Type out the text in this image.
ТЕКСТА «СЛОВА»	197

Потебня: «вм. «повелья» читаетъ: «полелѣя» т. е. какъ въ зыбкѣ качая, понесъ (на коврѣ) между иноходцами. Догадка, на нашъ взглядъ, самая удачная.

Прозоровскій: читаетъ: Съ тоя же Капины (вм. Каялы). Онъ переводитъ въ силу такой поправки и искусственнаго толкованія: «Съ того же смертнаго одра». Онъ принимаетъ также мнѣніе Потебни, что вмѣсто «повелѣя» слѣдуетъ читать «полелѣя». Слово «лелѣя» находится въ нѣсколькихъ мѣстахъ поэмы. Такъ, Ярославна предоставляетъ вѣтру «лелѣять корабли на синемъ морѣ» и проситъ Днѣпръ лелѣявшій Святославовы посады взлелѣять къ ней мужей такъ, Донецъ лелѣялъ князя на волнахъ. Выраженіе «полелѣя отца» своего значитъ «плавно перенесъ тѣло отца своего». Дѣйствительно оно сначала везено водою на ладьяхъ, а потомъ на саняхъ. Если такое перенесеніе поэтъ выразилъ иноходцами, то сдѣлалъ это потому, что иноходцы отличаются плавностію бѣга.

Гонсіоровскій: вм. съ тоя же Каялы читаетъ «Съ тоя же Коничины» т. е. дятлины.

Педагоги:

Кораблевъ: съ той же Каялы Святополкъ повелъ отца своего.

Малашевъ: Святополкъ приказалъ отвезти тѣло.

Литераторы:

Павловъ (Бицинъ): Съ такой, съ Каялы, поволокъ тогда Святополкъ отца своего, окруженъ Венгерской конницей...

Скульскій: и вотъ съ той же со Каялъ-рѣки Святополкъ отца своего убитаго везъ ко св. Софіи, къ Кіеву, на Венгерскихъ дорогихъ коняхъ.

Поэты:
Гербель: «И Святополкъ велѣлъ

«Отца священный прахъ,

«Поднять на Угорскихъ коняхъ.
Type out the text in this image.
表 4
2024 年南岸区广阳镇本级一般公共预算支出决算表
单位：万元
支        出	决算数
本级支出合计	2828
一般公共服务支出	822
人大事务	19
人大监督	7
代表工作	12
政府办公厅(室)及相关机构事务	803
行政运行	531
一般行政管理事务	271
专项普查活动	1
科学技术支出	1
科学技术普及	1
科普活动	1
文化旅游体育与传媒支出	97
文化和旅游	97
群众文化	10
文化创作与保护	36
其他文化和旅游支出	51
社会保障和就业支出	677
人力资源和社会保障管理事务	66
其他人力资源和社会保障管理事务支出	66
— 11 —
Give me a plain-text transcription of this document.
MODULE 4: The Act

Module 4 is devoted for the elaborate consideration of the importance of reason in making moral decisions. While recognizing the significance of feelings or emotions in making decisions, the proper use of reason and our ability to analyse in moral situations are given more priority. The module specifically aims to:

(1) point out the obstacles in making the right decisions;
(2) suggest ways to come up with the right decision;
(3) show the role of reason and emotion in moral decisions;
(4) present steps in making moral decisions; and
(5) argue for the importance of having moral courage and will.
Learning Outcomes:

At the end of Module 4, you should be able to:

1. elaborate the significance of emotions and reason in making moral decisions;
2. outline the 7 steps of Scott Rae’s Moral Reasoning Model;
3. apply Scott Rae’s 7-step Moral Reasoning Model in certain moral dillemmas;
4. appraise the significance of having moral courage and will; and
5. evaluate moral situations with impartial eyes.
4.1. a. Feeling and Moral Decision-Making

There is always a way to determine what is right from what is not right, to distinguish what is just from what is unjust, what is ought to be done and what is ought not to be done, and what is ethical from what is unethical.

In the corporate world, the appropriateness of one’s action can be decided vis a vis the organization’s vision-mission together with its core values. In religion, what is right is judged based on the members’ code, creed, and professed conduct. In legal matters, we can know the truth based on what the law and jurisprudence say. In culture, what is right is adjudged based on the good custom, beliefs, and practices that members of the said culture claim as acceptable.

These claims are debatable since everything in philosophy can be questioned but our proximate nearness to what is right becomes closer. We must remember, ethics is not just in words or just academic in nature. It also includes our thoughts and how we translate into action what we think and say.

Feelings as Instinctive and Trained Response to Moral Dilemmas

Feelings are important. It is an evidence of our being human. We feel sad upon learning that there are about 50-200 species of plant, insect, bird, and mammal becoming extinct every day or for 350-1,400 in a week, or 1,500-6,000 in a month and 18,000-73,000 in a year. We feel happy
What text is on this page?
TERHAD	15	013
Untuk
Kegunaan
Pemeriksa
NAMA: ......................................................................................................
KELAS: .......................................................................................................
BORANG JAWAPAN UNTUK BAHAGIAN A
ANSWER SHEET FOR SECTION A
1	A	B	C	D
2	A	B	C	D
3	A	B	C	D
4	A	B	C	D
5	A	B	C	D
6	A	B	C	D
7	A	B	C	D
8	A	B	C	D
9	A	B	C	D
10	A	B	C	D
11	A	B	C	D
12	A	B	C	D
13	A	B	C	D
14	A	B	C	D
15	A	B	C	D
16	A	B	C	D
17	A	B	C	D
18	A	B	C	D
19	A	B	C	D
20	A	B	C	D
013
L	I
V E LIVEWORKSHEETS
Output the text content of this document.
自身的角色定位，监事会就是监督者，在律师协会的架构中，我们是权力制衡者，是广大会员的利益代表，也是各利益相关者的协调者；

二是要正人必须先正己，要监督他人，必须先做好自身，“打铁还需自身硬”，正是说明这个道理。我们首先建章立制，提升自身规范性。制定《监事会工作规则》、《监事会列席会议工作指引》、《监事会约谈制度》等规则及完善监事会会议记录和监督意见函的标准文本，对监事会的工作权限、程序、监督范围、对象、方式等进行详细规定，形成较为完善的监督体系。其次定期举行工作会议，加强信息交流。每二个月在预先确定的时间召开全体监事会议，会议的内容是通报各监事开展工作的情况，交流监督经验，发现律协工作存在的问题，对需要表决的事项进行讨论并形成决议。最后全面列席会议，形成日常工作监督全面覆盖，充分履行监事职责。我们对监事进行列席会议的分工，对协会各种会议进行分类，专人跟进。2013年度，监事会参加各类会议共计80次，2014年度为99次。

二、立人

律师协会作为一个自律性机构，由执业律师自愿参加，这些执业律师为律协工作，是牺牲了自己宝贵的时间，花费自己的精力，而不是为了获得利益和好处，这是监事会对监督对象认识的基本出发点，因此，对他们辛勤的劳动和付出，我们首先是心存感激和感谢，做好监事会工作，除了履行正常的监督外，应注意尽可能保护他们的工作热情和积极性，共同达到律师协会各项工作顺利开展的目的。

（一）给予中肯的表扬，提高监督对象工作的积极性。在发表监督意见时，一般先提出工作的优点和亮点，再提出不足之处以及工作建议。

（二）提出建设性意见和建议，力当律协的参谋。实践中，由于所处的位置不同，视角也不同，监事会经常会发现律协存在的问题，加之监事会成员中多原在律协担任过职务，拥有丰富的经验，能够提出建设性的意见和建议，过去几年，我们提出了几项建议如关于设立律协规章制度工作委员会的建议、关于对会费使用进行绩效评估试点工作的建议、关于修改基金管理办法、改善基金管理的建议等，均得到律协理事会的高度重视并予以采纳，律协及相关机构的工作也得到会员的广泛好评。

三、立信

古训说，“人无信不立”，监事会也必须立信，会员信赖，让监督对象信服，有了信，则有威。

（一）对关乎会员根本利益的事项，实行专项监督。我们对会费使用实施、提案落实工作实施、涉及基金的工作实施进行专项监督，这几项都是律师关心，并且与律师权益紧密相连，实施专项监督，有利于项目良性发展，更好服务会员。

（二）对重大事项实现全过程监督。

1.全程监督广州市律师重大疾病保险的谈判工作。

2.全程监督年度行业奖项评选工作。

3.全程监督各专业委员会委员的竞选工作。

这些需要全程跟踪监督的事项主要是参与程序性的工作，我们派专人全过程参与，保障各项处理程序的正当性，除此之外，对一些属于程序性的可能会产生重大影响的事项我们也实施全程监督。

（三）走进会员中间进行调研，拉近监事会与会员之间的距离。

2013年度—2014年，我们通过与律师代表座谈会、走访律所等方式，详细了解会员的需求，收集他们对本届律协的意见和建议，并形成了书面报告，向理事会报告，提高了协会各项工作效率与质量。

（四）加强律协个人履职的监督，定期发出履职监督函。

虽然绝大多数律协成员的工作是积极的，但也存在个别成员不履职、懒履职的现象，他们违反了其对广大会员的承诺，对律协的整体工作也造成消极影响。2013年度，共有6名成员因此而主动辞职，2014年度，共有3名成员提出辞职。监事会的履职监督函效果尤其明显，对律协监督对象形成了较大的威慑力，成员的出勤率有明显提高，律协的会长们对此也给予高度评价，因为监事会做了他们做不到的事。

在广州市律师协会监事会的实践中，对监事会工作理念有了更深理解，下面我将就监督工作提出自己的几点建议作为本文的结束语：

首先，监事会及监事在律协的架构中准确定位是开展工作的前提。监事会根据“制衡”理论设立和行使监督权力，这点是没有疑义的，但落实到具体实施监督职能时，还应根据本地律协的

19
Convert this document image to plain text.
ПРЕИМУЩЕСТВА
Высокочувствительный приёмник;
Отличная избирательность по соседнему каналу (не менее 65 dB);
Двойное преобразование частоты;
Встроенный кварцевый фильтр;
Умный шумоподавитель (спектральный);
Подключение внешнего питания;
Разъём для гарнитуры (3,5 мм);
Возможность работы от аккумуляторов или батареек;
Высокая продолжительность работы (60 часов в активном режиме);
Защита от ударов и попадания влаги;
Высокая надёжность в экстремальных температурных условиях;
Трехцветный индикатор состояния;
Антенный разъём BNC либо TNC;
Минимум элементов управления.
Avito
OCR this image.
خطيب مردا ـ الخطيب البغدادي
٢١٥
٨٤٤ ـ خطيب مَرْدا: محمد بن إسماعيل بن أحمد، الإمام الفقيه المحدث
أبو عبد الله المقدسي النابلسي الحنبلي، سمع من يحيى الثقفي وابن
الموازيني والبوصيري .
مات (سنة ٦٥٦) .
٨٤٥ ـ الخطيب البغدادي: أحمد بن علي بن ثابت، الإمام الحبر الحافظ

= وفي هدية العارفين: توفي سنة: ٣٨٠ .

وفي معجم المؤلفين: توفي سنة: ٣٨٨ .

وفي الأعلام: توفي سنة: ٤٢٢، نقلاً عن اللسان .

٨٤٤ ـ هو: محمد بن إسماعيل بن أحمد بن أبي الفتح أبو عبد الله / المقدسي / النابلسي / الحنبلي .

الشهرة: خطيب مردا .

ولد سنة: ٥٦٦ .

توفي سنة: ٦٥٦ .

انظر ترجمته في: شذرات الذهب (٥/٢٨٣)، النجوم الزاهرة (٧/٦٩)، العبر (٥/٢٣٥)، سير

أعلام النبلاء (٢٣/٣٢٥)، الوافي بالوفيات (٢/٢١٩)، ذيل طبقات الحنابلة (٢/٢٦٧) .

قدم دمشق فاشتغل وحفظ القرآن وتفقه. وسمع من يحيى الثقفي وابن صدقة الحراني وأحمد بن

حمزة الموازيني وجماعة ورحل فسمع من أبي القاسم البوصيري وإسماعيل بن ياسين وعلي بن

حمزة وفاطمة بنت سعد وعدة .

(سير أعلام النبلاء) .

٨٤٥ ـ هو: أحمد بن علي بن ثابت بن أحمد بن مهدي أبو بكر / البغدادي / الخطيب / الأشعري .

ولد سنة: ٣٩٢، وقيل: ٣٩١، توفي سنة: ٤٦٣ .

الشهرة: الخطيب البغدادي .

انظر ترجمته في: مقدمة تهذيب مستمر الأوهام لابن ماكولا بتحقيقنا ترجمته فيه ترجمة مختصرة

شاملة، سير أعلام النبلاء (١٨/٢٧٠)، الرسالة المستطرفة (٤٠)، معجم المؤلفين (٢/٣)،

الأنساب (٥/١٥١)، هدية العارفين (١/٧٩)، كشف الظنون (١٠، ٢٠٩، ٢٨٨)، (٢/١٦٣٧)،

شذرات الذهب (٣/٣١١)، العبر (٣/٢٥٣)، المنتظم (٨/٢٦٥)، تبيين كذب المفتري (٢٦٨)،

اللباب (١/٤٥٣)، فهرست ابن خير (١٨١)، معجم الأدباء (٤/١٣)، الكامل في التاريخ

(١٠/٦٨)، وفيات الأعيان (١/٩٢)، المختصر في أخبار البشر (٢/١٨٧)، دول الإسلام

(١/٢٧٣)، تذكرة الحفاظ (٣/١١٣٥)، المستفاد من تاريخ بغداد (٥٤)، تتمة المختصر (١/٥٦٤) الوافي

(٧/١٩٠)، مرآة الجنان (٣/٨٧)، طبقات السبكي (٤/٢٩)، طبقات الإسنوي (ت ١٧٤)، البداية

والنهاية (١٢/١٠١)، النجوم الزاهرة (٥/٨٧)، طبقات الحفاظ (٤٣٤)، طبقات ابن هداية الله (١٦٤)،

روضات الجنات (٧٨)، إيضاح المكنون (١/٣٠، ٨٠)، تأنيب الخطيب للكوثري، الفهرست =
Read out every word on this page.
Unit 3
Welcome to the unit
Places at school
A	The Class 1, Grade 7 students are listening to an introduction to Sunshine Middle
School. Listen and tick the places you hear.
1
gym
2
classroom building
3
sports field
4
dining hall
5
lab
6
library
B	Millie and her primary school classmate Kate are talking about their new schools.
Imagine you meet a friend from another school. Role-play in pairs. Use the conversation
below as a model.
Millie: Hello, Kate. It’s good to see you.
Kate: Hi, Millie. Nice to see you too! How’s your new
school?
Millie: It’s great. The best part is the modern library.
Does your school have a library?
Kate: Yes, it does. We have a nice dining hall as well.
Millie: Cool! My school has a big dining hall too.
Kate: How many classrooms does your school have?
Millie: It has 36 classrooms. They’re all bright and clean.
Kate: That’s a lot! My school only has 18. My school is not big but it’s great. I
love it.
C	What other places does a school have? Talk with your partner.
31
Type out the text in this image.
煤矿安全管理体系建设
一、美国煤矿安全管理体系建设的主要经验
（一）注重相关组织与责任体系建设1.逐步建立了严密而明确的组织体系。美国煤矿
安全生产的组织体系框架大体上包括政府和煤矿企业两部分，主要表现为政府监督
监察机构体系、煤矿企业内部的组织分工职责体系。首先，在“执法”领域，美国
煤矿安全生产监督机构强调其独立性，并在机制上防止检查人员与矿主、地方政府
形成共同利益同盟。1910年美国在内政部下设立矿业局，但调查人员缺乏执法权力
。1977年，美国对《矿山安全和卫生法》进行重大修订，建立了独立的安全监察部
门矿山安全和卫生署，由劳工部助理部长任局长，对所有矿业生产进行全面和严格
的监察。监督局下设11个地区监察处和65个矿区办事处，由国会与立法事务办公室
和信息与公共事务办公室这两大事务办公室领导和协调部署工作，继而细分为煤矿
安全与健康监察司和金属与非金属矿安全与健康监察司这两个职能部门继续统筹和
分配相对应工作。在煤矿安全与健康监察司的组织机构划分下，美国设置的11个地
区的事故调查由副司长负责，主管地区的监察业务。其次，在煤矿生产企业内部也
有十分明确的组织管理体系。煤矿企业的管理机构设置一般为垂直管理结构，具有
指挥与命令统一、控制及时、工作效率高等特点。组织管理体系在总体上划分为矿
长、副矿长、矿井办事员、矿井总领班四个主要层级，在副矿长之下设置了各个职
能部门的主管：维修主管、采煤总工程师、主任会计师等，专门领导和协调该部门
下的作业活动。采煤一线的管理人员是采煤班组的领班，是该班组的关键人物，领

**SHORT EXERCISE:** In the records above, how many lines include the string "коняхъ"? Answer with only the number.

**SOLUTION TO THE EXERCISE:** 2